REQUEST:
Find the number of lines containing the string "xlabel" in the data. Answer with the number by itself.

— start LISTED RECORDS —

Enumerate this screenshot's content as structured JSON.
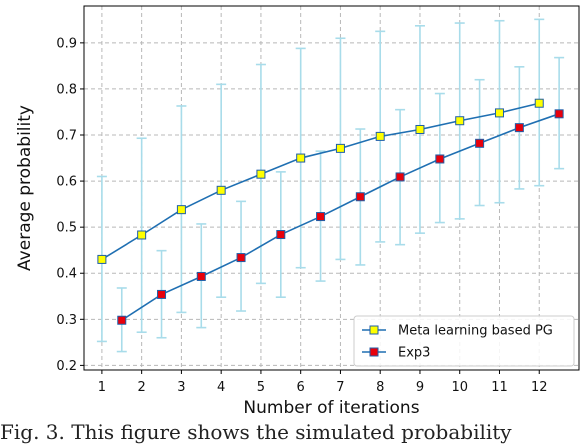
{
  "chart_data": {
    "type": "line",
    "xlabel": "Number of iterations",
    "ylabel": "Average probability",
    "xlim": [
      0.55,
      13.0
    ],
    "ylim": [
      0.19,
      0.98
    ],
    "x_ticks": [
      1,
      2,
      3,
      4,
      5,
      6,
      7,
      8,
      9,
      10,
      11,
      12
    ],
    "y_ticks": [
      0.2,
      0.3,
      0.4,
      0.5,
      0.6,
      0.7,
      0.8,
      0.9
    ],
    "grid": true,
    "grid_style": "dashed",
    "legend_position": "lower-right",
    "series": [
      {
        "name": "Meta learning based PG",
        "line_color": "#1f6fb2",
        "marker_color": "#ffff00",
        "marker_edge": "#1f5ea8",
        "errorbar_color": "#a8dcea",
        "x": [
          1,
          2,
          3,
          4,
          5,
          6,
          7,
          8,
          9,
          10,
          11,
          12
        ],
        "y": [
          0.43,
          0.483,
          0.538,
          0.58,
          0.615,
          0.65,
          0.671,
          0.697,
          0.712,
          0.731,
          0.748,
          0.769
        ],
        "lower": [
          0.252,
          0.272,
          0.315,
          0.348,
          0.378,
          0.412,
          0.43,
          0.468,
          0.487,
          0.518,
          0.553,
          0.59
        ],
        "upper": [
          0.61,
          0.693,
          0.763,
          0.81,
          0.853,
          0.888,
          0.91,
          0.925,
          0.937,
          0.943,
          0.948,
          0.951
        ]
      },
      {
        "name": "Exp3",
        "line_color": "#1f6fb2",
        "marker_color": "#e8000b",
        "marker_edge": "#1f5ea8",
        "errorbar_color": "#a8dcea",
        "x": [
          1.5,
          2.5,
          3.5,
          4.5,
          5.5,
          6.5,
          7.5,
          8.5,
          9.5,
          10.5,
          11.5,
          12.5
        ],
        "y": [
          0.298,
          0.354,
          0.393,
          0.434,
          0.484,
          0.523,
          0.566,
          0.609,
          0.648,
          0.682,
          0.716,
          0.746
        ],
        "lower": [
          0.23,
          0.26,
          0.282,
          0.318,
          0.348,
          0.383,
          0.418,
          0.462,
          0.51,
          0.547,
          0.583,
          0.627
        ],
        "upper": [
          0.368,
          0.449,
          0.507,
          0.556,
          0.62,
          0.665,
          0.713,
          0.755,
          0.79,
          0.82,
          0.848,
          0.868
        ]
      }
    ]
  },
  "caption": "Fig. 3. This figure shows the simulated probability"
}
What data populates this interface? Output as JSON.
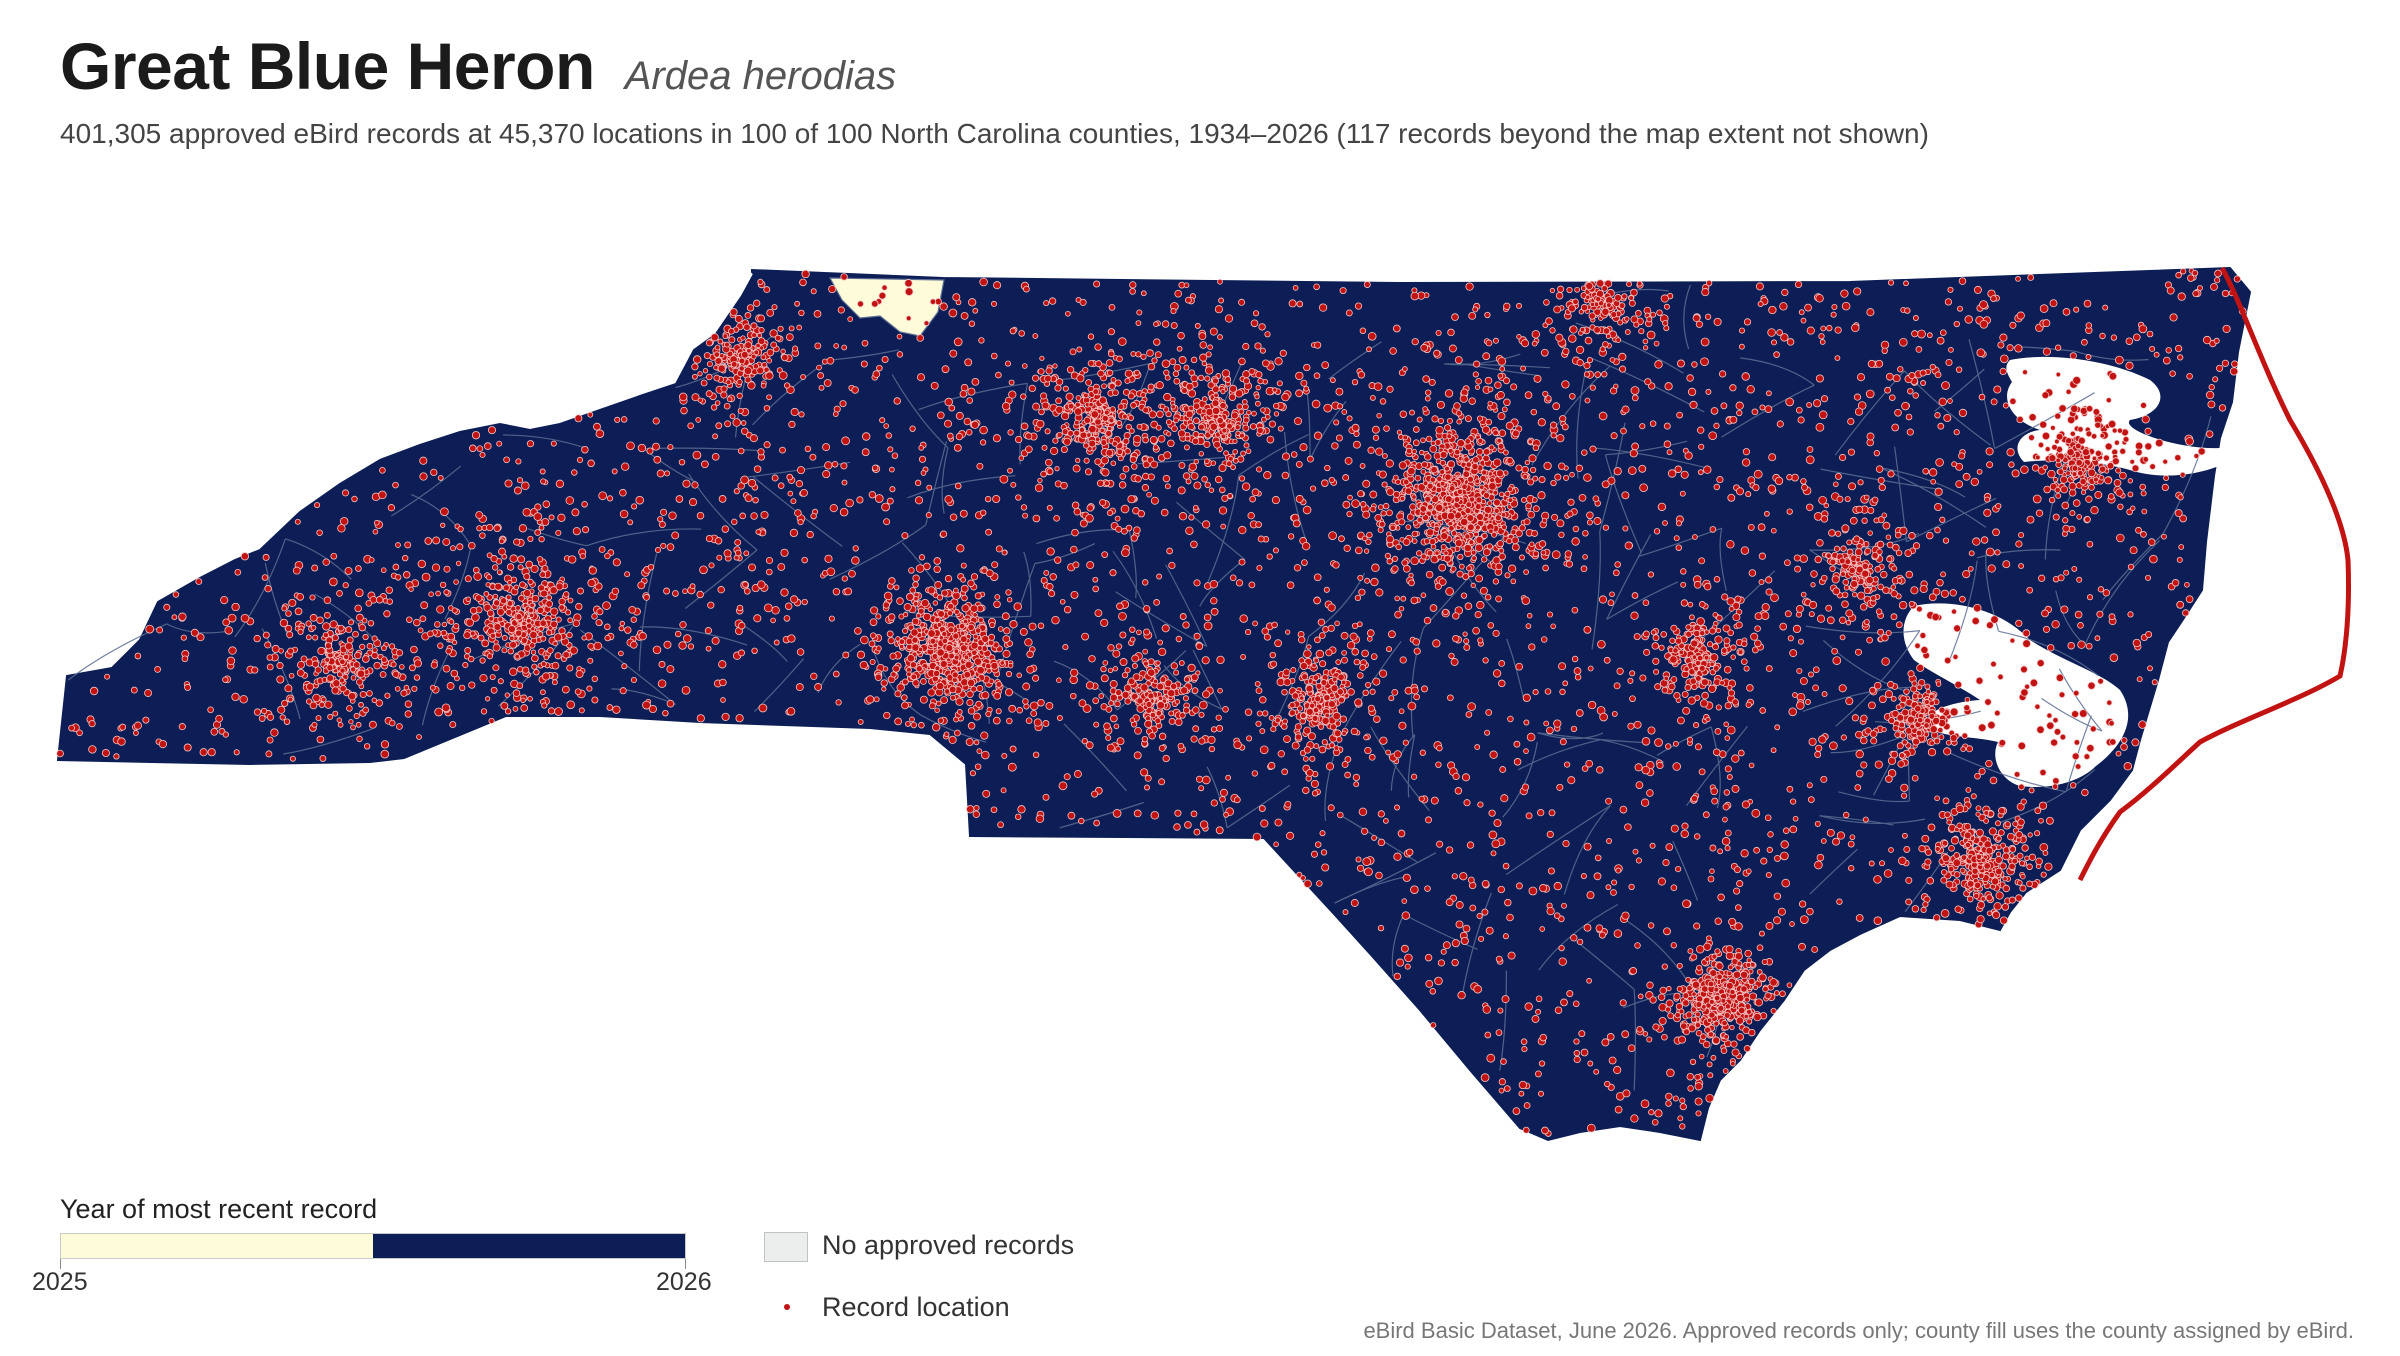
{
  "header": {
    "title": "Great Blue Heron",
    "scientific_name": "Ardea herodias",
    "subtitle": "401,305 approved eBird records at 45,370 locations in 100 of 100 North Carolina counties, 1934–2026 (117 records beyond the map extent not shown)"
  },
  "map": {
    "region": "North Carolina",
    "fill_recent_color": "#0c1e55",
    "fill_old_color": "#fdfbd8",
    "county_line_color": "#5d6e93",
    "record_dot_color": "#c21313",
    "record_dot_outline": "#f4c6c6"
  },
  "legend": {
    "title": "Year of most recent record",
    "scale_colors": [
      "#fdfbd8",
      "#0c1e55"
    ],
    "scale_min_label": "2025",
    "scale_max_label": "2026",
    "no_records_label": "No approved records",
    "no_records_color": "#eceeed",
    "record_location_label": "Record location"
  },
  "credit": "eBird Basic Dataset, June 2026. Approved records only; county fill uses the county assigned by eBird."
}
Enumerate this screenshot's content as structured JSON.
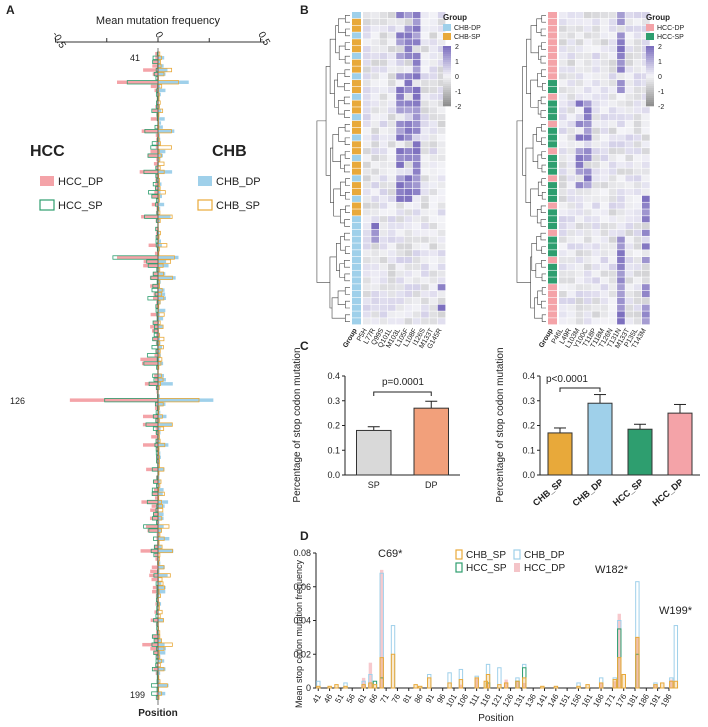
{
  "panels": {
    "A": "A",
    "B": "B",
    "C": "C",
    "D": "D"
  },
  "colors": {
    "hcc_dp": "#f4a3a8",
    "hcc_sp": "#2e9e6f",
    "chb_dp": "#9fd0ea",
    "chb_sp": "#e8a93a",
    "heat_low": "#8f8f8f",
    "heat_mid": "#f4f4f8",
    "heat_high": "#7d70bf",
    "bar_sp": "#d9d9d9",
    "bar_dp": "#f2a07b"
  },
  "chart_data": [
    {
      "id": "A",
      "type": "bar",
      "orientation": "horizontal-butterfly",
      "title": "Mean mutation frequency",
      "ylabel": "Position",
      "xlim": [
        -0.5,
        0.5
      ],
      "xticks": [
        "-0.5",
        "0",
        "0.5"
      ],
      "position_labels": [
        "41",
        "126",
        "199"
      ],
      "left_group": "HCC",
      "right_group": "CHB",
      "legend": [
        "HCC_DP",
        "HCC_SP",
        "CHB_DP",
        "CHB_SP"
      ],
      "positions_start": 41,
      "positions_end": 199,
      "highlight": {
        "126": {
          "HCC_DP": -0.43,
          "HCC_SP": -0.26,
          "CHB_DP": 0.27,
          "CHB_SP": 0.2
        }
      }
    },
    {
      "id": "B1",
      "type": "heatmap",
      "legend_title": "Group",
      "groups": [
        "CHB-DP",
        "CHB-SP"
      ],
      "scale": [
        "2",
        "1",
        "0",
        "-1",
        "-2"
      ],
      "columns": [
        "Group",
        "P5H",
        "L77R",
        "Q99S",
        "Q101L",
        "M103L",
        "L105F",
        "L108F",
        "I126S",
        "M133T",
        "G145R"
      ]
    },
    {
      "id": "B2",
      "type": "heatmap",
      "legend_title": "Group",
      "groups": [
        "HCC-DP",
        "HCC-SP"
      ],
      "scale": [
        "2",
        "1",
        "0",
        "-1",
        "-2"
      ],
      "columns": [
        "Group",
        "P46L",
        "L49R",
        "L103M",
        "Y100C",
        "T118P",
        "T118M",
        "T126N",
        "T131N",
        "M133T",
        "P135L",
        "T143M"
      ]
    },
    {
      "id": "C1",
      "type": "bar",
      "categories": [
        "SP",
        "DP"
      ],
      "values": [
        0.18,
        0.27
      ],
      "errors": [
        0.015,
        0.028
      ],
      "ylabel": "Percentage of stop codon mutation",
      "ylim": [
        0,
        0.4
      ],
      "yticks": [
        "0.0",
        "0.1",
        "0.2",
        "0.3",
        "0.4"
      ],
      "annotation": "p=0.0001"
    },
    {
      "id": "C2",
      "type": "bar",
      "categories": [
        "CHB_SP",
        "CHB_DP",
        "HCC_SP",
        "HCC_DP"
      ],
      "values": [
        0.17,
        0.29,
        0.185,
        0.25
      ],
      "errors": [
        0.02,
        0.035,
        0.02,
        0.035
      ],
      "ylabel": "Percentage of stop codon mutation",
      "ylim": [
        0,
        0.4
      ],
      "yticks": [
        "0.0",
        "0.1",
        "0.2",
        "0.3",
        "0.4"
      ],
      "annotation": "p<0.0001"
    },
    {
      "id": "D",
      "type": "bar",
      "ylabel": "Mean stop codon mutation frequency",
      "xlabel": "Position",
      "ylim": [
        0,
        0.08
      ],
      "yticks": [
        "0",
        "0.02",
        "0.04",
        "0.06",
        "0.08"
      ],
      "xticks": [
        "41",
        "46",
        "51",
        "56",
        "61",
        "66",
        "71",
        "76",
        "81",
        "86",
        "91",
        "96",
        "101",
        "106",
        "111",
        "116",
        "121",
        "126",
        "131",
        "136",
        "141",
        "146",
        "151",
        "156",
        "161",
        "166",
        "171",
        "176",
        "181",
        "186",
        "191",
        "196"
      ],
      "legend": [
        "CHB_SP",
        "CHB_DP",
        "HCC_SP",
        "HCC_DP"
      ],
      "annotations": [
        "C69*",
        "W182*",
        "W199*"
      ],
      "series": [
        {
          "name": "CHB_SP",
          "x": [
            41,
            46,
            49,
            53,
            61,
            64,
            66,
            69,
            74,
            84,
            86,
            90,
            99,
            104,
            111,
            115,
            116,
            121,
            124,
            129,
            132,
            140,
            146,
            156,
            160,
            166,
            172,
            174,
            176,
            182,
            190,
            193,
            197,
            199
          ],
          "values": [
            0.001,
            0.001,
            0.002,
            0.001,
            0.002,
            0.003,
            0.002,
            0.018,
            0.02,
            0.002,
            0.001,
            0.006,
            0.003,
            0.005,
            0.006,
            0.004,
            0.008,
            0.002,
            0.003,
            0.004,
            0.006,
            0.001,
            0.001,
            0.001,
            0.002,
            0.003,
            0.005,
            0.018,
            0.008,
            0.03,
            0.002,
            0.003,
            0.004,
            0.004
          ]
        },
        {
          "name": "CHB_DP",
          "x": [
            41,
            53,
            61,
            64,
            69,
            74,
            90,
            99,
            104,
            111,
            116,
            121,
            129,
            132,
            156,
            166,
            172,
            174,
            182,
            190,
            197,
            199
          ],
          "values": [
            0.004,
            0.003,
            0.004,
            0.008,
            0.068,
            0.037,
            0.008,
            0.009,
            0.011,
            0.007,
            0.014,
            0.012,
            0.006,
            0.014,
            0.003,
            0.006,
            0.006,
            0.04,
            0.063,
            0.003,
            0.006,
            0.037
          ]
        },
        {
          "name": "HCC_SP",
          "x": [
            66,
            69,
            116,
            129,
            132,
            174,
            182
          ],
          "values": [
            0.004,
            0.006,
            0.003,
            0.004,
            0.012,
            0.035,
            0.02
          ]
        },
        {
          "name": "HCC_DP",
          "x": [
            61,
            64,
            69,
            104,
            111,
            116,
            124,
            129,
            132,
            166,
            172,
            174,
            182,
            190,
            197
          ],
          "values": [
            0.006,
            0.015,
            0.07,
            0.002,
            0.006,
            0.003,
            0.005,
            0.004,
            0.003,
            0.003,
            0.004,
            0.044,
            0.03,
            0.002,
            0.005
          ]
        }
      ]
    }
  ]
}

— end LISTED RECORDS —

ANSWER TO THIS TASK:
2